What is required: Your task is to count the lines of the entries below that include the word "icon" and to give only the resulting number.

Material provided:
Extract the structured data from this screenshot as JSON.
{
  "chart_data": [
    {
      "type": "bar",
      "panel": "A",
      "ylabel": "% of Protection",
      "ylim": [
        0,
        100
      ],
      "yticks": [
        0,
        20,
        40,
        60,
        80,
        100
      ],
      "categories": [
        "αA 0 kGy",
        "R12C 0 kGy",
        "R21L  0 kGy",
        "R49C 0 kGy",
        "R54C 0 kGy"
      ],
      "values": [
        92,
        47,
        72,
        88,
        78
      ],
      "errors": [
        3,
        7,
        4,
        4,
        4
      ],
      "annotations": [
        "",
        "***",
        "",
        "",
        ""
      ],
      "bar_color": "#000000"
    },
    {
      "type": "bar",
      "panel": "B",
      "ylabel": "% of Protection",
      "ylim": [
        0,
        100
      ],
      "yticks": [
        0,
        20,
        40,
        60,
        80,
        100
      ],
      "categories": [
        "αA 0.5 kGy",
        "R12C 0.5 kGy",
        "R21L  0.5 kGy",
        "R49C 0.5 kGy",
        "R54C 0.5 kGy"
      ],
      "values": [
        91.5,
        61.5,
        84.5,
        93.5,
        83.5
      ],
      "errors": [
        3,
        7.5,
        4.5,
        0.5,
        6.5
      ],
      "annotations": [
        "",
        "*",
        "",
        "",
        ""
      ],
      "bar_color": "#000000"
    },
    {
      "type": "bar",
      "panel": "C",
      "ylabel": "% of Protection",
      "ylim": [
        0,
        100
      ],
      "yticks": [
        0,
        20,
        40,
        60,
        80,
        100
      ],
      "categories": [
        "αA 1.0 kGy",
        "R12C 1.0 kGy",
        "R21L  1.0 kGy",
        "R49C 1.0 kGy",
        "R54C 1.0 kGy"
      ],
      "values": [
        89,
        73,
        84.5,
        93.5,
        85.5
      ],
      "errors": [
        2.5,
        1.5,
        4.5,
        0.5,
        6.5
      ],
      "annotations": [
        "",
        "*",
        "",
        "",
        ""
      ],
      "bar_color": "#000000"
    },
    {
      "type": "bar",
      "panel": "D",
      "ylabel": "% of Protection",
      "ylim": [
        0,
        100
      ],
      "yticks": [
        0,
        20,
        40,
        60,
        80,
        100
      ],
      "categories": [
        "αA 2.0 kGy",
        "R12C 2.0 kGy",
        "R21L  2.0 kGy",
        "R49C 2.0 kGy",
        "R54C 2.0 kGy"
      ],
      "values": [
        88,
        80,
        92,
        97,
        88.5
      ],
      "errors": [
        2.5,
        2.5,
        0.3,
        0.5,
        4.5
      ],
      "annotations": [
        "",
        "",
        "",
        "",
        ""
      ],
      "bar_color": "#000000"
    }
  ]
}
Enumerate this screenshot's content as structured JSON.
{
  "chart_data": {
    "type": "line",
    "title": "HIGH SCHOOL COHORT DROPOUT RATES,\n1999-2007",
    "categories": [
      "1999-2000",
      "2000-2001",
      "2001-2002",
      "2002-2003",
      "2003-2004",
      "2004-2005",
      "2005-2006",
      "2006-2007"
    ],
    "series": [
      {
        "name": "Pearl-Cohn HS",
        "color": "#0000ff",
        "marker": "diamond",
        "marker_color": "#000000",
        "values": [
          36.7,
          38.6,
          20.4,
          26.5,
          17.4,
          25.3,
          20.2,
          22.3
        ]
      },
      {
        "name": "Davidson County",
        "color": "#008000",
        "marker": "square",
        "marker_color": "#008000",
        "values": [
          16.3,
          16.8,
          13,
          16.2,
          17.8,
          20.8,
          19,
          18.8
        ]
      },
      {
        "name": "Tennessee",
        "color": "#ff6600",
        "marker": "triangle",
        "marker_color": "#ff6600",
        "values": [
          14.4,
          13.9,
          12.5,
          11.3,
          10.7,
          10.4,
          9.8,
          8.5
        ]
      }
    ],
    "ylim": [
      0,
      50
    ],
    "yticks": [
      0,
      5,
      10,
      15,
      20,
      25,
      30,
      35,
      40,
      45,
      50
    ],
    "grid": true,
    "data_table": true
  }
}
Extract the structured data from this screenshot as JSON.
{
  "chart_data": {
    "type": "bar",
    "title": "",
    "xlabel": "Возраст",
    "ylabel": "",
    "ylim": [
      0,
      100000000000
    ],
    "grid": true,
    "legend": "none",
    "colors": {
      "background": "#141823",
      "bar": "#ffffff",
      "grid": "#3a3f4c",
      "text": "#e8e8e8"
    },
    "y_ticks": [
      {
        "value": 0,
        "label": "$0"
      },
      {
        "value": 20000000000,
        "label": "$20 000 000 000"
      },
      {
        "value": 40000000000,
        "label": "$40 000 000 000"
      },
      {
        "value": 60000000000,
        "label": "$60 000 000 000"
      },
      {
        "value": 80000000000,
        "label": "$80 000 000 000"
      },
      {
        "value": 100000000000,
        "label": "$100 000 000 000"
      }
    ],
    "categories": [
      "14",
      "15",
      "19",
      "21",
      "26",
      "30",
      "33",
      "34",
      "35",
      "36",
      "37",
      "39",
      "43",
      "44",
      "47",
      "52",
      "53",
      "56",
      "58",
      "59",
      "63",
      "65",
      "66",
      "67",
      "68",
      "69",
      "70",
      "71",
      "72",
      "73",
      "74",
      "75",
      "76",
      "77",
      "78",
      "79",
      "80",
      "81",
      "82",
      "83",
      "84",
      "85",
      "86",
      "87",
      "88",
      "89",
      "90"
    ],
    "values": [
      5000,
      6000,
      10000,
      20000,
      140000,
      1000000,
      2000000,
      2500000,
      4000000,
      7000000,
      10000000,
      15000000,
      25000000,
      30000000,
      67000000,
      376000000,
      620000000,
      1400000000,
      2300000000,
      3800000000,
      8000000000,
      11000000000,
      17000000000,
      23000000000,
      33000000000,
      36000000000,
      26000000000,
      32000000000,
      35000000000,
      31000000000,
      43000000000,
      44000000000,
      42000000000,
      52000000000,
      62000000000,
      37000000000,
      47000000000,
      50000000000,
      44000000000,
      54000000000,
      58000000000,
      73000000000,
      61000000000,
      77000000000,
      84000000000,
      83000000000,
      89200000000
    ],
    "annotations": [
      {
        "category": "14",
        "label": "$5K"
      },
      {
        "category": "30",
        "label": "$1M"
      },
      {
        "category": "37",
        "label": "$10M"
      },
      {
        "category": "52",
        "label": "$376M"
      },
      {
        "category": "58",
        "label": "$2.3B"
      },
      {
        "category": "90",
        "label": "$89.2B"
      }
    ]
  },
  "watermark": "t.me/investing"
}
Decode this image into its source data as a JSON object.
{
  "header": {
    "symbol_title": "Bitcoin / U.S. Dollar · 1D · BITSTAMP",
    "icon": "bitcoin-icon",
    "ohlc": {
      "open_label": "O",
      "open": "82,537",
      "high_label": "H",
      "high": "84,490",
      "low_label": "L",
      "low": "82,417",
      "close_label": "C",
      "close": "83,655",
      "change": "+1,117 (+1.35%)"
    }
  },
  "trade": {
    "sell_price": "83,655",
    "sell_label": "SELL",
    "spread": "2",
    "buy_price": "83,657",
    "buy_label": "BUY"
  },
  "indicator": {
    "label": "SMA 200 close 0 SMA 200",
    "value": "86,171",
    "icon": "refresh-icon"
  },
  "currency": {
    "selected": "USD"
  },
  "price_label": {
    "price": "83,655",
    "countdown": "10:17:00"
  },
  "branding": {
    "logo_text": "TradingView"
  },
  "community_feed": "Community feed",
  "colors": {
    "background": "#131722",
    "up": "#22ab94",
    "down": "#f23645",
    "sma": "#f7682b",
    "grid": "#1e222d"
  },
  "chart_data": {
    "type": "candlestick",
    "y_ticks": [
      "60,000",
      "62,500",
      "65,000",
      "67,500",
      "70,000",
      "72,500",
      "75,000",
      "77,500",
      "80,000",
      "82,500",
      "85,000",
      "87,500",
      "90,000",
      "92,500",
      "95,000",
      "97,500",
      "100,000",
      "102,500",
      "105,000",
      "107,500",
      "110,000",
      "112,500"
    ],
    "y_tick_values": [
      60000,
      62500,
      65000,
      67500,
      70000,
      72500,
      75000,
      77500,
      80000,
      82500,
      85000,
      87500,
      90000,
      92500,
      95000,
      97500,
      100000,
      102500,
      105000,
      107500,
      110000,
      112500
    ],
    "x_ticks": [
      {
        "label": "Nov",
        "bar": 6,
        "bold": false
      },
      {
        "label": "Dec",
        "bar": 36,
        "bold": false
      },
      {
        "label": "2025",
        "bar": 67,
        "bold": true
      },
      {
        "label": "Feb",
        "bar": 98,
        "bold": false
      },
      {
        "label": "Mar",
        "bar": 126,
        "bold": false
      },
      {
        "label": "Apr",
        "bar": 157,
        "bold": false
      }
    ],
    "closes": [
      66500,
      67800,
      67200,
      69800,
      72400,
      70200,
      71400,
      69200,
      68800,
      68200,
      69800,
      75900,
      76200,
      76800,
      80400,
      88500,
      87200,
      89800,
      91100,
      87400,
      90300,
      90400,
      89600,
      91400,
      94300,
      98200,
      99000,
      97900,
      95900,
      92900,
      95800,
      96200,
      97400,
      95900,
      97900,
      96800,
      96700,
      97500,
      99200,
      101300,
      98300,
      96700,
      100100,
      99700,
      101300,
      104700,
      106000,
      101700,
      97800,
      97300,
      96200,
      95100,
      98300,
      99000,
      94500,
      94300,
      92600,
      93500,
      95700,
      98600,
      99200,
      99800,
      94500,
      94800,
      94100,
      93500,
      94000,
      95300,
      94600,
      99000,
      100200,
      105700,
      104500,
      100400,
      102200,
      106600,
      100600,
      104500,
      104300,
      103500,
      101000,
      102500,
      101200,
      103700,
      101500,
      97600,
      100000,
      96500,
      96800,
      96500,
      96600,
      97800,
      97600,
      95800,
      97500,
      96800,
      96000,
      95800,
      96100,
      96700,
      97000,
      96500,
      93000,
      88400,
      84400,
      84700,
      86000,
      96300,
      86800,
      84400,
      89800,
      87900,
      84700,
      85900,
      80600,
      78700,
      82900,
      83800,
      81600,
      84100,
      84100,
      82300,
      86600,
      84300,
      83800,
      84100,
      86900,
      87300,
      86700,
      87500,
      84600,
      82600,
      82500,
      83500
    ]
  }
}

Solution: 2